■ DATASET EXTRACT:
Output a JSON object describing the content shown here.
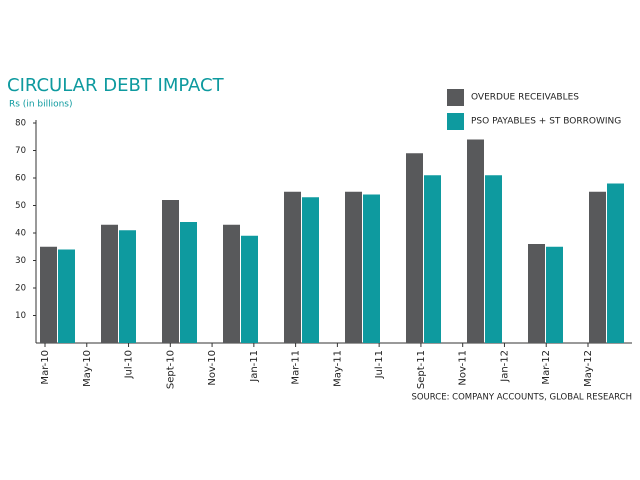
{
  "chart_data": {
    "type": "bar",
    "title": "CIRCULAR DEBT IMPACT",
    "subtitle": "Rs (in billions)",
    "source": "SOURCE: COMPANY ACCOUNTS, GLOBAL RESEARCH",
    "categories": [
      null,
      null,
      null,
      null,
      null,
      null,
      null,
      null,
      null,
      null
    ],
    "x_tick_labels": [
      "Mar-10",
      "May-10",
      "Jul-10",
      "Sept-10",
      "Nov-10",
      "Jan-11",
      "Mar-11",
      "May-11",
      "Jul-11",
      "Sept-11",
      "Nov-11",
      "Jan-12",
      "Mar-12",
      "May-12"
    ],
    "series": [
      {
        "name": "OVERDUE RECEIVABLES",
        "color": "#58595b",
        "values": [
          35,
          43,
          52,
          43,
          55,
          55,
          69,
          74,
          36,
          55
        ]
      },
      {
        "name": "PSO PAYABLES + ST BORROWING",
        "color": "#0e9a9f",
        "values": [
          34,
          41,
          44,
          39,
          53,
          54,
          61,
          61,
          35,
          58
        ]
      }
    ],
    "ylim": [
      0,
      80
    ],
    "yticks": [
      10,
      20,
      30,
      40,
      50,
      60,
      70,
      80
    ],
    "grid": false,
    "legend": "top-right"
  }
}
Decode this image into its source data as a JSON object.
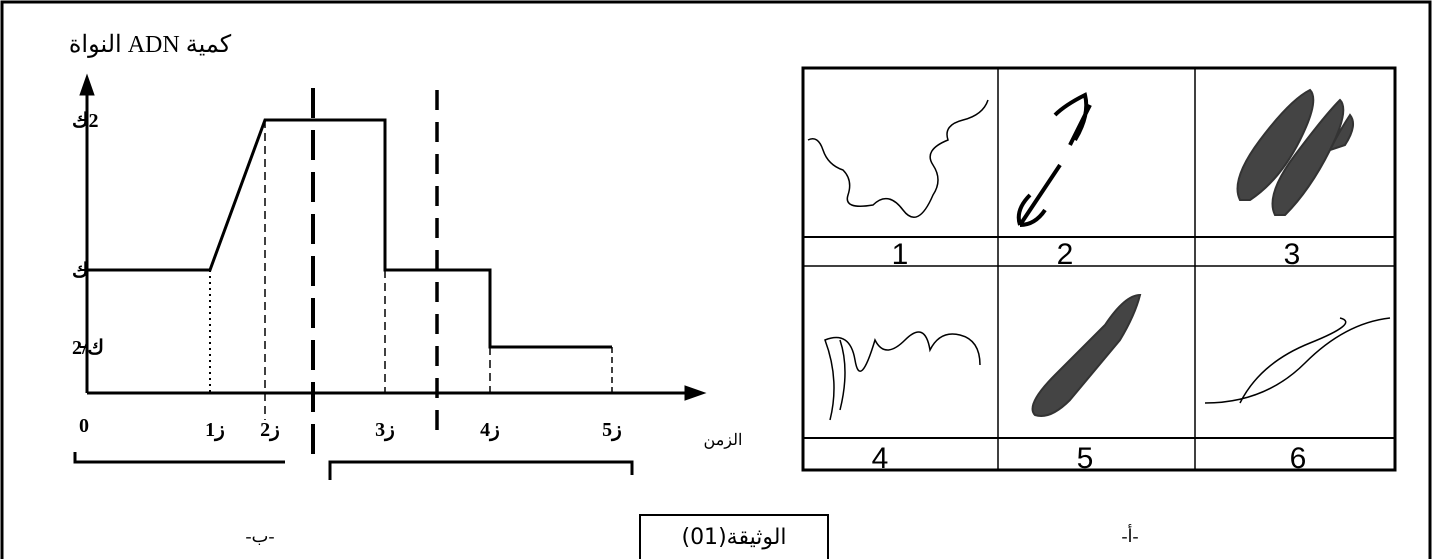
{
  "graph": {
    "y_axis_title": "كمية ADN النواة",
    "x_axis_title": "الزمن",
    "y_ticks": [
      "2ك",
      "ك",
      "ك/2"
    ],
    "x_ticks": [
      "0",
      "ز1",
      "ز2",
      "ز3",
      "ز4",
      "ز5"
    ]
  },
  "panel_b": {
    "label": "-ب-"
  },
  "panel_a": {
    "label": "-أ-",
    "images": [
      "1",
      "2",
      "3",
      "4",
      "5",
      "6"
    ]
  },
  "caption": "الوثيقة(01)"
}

■ PROBLEM DESCRIPTION:
Copy the records above exactly, omitting every picture.

■ WRITTEN REPLY:
Output a JSON object describing the content shown here.
{
  "chart_data": {
    "type": "bar",
    "title": "CIRCULAR DEBT IMPACT",
    "subtitle": "Rs (in billions)",
    "source": "SOURCE: COMPANY ACCOUNTS, GLOBAL RESEARCH",
    "categories": [
      null,
      null,
      null,
      null,
      null,
      null,
      null,
      null,
      null,
      null
    ],
    "x_tick_labels": [
      "Mar-10",
      "May-10",
      "Jul-10",
      "Sept-10",
      "Nov-10",
      "Jan-11",
      "Mar-11",
      "May-11",
      "Jul-11",
      "Sept-11",
      "Nov-11",
      "Jan-12",
      "Mar-12",
      "May-12"
    ],
    "series": [
      {
        "name": "OVERDUE RECEIVABLES",
        "color": "#58595b",
        "values": [
          35,
          43,
          52,
          43,
          55,
          55,
          69,
          74,
          36,
          55
        ]
      },
      {
        "name": "PSO PAYABLES + ST BORROWING",
        "color": "#0e9a9f",
        "values": [
          34,
          41,
          44,
          39,
          53,
          54,
          61,
          61,
          35,
          58
        ]
      }
    ],
    "ylim": [
      0,
      80
    ],
    "yticks": [
      10,
      20,
      30,
      40,
      50,
      60,
      70,
      80
    ],
    "grid": false,
    "legend": "top-right"
  }
}
Decode this image into its source data as a JSON object.
{
  "graph": {
    "y_axis_title": "كمية ADN النواة",
    "x_axis_title": "الزمن",
    "y_ticks": [
      "2ك",
      "ك",
      "ك/2"
    ],
    "x_ticks": [
      "0",
      "ز1",
      "ز2",
      "ز3",
      "ز4",
      "ز5"
    ]
  },
  "panel_b": {
    "label": "-ب-"
  },
  "panel_a": {
    "label": "-أ-",
    "images": [
      "1",
      "2",
      "3",
      "4",
      "5",
      "6"
    ]
  },
  "caption": "الوثيقة(01)"
}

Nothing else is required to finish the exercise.